- WRITTEN INSTRUCTION:
Please count the rows below that contain the string "histogram", treating uppercase and lowercase letters as different. Reply with the number alone.

=-=-=-=-=

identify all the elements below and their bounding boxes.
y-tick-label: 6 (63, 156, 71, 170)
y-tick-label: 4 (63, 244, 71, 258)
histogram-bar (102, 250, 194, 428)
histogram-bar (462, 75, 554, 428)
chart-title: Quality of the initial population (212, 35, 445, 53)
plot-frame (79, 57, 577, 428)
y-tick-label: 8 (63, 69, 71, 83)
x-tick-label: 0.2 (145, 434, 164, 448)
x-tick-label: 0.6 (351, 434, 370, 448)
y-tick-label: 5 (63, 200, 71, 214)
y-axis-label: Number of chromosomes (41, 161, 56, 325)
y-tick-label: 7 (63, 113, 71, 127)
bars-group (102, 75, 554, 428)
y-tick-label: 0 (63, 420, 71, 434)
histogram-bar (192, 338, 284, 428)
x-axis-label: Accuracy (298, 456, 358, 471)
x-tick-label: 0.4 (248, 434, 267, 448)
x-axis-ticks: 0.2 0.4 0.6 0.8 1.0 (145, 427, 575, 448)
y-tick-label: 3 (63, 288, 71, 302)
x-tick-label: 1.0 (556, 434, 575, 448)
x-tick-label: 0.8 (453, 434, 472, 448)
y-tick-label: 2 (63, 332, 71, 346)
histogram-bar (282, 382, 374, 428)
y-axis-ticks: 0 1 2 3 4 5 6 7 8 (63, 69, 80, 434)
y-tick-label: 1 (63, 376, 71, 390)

=-=-=-=-=

- RESPONSE TO THE TASK:
4